___ Dataset records ___

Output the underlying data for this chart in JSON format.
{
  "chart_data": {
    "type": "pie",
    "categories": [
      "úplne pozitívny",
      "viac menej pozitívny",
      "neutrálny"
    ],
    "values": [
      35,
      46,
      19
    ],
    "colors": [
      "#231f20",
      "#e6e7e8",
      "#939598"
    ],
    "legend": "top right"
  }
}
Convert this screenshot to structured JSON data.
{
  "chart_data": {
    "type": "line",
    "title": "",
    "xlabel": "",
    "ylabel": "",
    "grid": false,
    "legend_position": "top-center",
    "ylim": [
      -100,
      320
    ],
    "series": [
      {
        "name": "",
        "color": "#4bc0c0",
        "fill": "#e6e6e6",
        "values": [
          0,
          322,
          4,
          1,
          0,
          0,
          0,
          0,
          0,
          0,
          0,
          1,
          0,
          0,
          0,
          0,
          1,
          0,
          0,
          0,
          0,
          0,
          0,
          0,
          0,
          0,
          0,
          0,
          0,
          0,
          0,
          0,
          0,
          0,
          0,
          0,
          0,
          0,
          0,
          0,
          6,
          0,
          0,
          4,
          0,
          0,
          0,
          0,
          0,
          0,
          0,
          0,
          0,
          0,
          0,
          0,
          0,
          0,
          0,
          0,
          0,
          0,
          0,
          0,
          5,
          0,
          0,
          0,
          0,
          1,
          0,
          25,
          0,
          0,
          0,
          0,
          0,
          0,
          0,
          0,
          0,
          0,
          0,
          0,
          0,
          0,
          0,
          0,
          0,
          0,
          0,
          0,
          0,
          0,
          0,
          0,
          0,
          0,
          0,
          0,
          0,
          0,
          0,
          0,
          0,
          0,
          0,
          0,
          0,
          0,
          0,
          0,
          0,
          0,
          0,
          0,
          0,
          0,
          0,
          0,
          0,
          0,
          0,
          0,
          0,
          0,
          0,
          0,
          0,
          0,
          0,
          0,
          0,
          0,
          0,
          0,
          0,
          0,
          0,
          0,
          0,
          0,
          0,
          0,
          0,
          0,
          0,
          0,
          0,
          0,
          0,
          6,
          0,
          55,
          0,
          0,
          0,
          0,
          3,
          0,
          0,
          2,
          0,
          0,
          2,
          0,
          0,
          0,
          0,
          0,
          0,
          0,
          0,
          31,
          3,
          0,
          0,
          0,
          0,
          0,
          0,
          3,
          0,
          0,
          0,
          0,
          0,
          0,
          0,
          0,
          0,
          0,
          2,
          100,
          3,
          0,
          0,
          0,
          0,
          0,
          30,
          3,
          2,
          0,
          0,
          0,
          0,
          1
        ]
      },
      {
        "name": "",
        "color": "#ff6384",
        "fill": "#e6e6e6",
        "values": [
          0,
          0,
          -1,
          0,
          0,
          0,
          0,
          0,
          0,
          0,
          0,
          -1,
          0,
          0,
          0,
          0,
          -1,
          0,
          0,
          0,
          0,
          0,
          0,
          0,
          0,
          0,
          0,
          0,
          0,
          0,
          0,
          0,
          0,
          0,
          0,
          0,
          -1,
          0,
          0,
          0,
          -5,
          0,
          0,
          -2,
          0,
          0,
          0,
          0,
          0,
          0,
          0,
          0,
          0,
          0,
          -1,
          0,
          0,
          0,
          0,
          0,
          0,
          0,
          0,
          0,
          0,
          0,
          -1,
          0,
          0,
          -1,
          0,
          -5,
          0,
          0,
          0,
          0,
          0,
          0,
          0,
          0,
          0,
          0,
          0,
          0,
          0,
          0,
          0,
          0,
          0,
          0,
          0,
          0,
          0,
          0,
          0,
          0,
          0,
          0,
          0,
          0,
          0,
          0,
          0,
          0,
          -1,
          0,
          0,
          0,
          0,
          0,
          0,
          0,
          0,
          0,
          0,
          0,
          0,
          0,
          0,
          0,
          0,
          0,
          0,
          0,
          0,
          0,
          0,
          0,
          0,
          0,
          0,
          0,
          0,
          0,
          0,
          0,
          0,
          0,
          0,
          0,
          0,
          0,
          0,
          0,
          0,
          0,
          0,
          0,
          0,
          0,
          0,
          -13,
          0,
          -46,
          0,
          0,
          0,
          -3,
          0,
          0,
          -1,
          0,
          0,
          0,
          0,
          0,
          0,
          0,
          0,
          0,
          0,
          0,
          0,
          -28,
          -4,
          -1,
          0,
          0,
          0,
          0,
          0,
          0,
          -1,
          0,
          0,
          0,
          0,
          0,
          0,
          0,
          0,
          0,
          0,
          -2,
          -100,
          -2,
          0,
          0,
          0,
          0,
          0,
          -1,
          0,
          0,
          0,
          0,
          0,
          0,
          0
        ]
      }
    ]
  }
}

___

▶ Challenge
Restate each record exactly as written.

▶ Response to the exercise
Output the underlying data for this chart in JSON format.
{
  "chart_data": {
    "type": "pie",
    "categories": [
      "úplne pozitívny",
      "viac menej pozitívny",
      "neutrálny"
    ],
    "values": [
      35,
      46,
      19
    ],
    "colors": [
      "#231f20",
      "#e6e7e8",
      "#939598"
    ],
    "legend": "top right"
  }
}
Convert this screenshot to structured JSON data.
{
  "chart_data": {
    "type": "line",
    "title": "",
    "xlabel": "",
    "ylabel": "",
    "grid": false,
    "legend_position": "top-center",
    "ylim": [
      -100,
      320
    ],
    "series": [
      {
        "name": "",
        "color": "#4bc0c0",
        "fill": "#e6e6e6",
        "values": [
          0,
          322,
          4,
          1,
          0,
          0,
          0,
          0,
          0,
          0,
          0,
          1,
          0,
          0,
          0,
          0,
          1,
          0,
          0,
          0,
          0,
          0,
          0,
          0,
          0,
          0,
          0,
          0,
          0,
          0,
          0,
          0,
          0,
          0,
          0,
          0,
          0,
          0,
          0,
          0,
          6,
          0,
          0,
          4,
          0,
          0,
          0,
          0,
          0,
          0,
          0,
          0,
          0,
          0,
          0,
          0,
          0,
          0,
          0,
          0,
          0,
          0,
          0,
          0,
          5,
          0,
          0,
          0,
          0,
          1,
          0,
          25,
          0,
          0,
          0,
          0,
          0,
          0,
          0,
          0,
          0,
          0,
          0,
          0,
          0,
          0,
          0,
          0,
          0,
          0,
          0,
          0,
          0,
          0,
          0,
          0,
          0,
          0,
          0,
          0,
          0,
          0,
          0,
          0,
          0,
          0,
          0,
          0,
          0,
          0,
          0,
          0,
          0,
          0,
          0,
          0,
          0,
          0,
          0,
          0,
          0,
          0,
          0,
          0,
          0,
          0,
          0,
          0,
          0,
          0,
          0,
          0,
          0,
          0,
          0,
          0,
          0,
          0,
          0,
          0,
          0,
          0,
          0,
          0,
          0,
          0,
          0,
          0,
          0,
          0,
          0,
          6,
          0,
          55,
          0,
          0,
          0,
          0,
          3,
          0,
          0,
          2,
          0,
          0,
          2,
          0,
          0,
          0,
          0,
          0,
          0,
          0,
          0,
          31,
          3,
          0,
          0,
          0,
          0,
          0,
          0,
          3,
          0,
          0,
          0,
          0,
          0,
          0,
          0,
          0,
          0,
          0,
          2,
          100,
          3,
          0,
          0,
          0,
          0,
          0,
          30,
          3,
          2,
          0,
          0,
          0,
          0,
          1
        ]
      },
      {
        "name": "",
        "color": "#ff6384",
        "fill": "#e6e6e6",
        "values": [
          0,
          0,
          -1,
          0,
          0,
          0,
          0,
          0,
          0,
          0,
          0,
          -1,
          0,
          0,
          0,
          0,
          -1,
          0,
          0,
          0,
          0,
          0,
          0,
          0,
          0,
          0,
          0,
          0,
          0,
          0,
          0,
          0,
          0,
          0,
          0,
          0,
          -1,
          0,
          0,
          0,
          -5,
          0,
          0,
          -2,
          0,
          0,
          0,
          0,
          0,
          0,
          0,
          0,
          0,
          0,
          -1,
          0,
          0,
          0,
          0,
          0,
          0,
          0,
          0,
          0,
          0,
          0,
          -1,
          0,
          0,
          -1,
          0,
          -5,
          0,
          0,
          0,
          0,
          0,
          0,
          0,
          0,
          0,
          0,
          0,
          0,
          0,
          0,
          0,
          0,
          0,
          0,
          0,
          0,
          0,
          0,
          0,
          0,
          0,
          0,
          0,
          0,
          0,
          0,
          0,
          0,
          -1,
          0,
          0,
          0,
          0,
          0,
          0,
          0,
          0,
          0,
          0,
          0,
          0,
          0,
          0,
          0,
          0,
          0,
          0,
          0,
          0,
          0,
          0,
          0,
          0,
          0,
          0,
          0,
          0,
          0,
          0,
          0,
          0,
          0,
          0,
          0,
          0,
          0,
          0,
          0,
          0,
          0,
          0,
          0,
          0,
          0,
          0,
          -13,
          0,
          -46,
          0,
          0,
          0,
          -3,
          0,
          0,
          -1,
          0,
          0,
          0,
          0,
          0,
          0,
          0,
          0,
          0,
          0,
          0,
          0,
          -28,
          -4,
          -1,
          0,
          0,
          0,
          0,
          0,
          0,
          -1,
          0,
          0,
          0,
          0,
          0,
          0,
          0,
          0,
          0,
          0,
          -2,
          -100,
          -2,
          0,
          0,
          0,
          0,
          0,
          -1,
          0,
          0,
          0,
          0,
          0,
          0,
          0
        ]
      }
    ]
  }
}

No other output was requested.